─── Records for this exercise

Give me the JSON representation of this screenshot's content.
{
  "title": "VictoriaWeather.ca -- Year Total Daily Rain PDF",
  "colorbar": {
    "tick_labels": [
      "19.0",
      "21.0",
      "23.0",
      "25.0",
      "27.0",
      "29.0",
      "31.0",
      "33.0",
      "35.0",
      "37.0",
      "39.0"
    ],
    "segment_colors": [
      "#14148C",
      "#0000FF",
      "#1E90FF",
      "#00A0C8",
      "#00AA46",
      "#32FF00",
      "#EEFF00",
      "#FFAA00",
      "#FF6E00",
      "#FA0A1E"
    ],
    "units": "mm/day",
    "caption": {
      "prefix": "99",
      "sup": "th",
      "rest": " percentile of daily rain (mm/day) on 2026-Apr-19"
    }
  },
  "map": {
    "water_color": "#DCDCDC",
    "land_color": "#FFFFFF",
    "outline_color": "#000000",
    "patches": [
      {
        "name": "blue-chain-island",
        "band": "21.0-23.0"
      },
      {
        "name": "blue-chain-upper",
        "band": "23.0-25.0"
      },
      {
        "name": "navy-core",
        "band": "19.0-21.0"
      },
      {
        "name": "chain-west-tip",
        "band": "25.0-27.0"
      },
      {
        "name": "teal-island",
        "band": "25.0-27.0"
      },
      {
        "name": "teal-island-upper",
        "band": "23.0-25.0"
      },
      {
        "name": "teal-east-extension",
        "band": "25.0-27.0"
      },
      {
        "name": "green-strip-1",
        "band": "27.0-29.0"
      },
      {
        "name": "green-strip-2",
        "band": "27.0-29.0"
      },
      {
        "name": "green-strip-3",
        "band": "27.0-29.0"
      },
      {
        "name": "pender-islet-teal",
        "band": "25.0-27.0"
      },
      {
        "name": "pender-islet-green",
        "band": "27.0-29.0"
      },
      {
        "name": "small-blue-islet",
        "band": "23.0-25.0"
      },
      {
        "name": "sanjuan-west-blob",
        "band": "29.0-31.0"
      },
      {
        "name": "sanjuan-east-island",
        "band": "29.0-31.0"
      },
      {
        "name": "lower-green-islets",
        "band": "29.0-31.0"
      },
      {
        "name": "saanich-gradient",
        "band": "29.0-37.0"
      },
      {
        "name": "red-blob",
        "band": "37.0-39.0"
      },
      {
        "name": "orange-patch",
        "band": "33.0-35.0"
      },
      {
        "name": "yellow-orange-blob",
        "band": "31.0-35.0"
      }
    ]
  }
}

──────

■ Aim of the task
Select, from the listing, all lines that include the word "island".

■ Solution to this task
        "name": "blue-chain-island",
        "name": "teal-island",
        "name": "teal-island-upper",
        "name": "sanjuan-east-island",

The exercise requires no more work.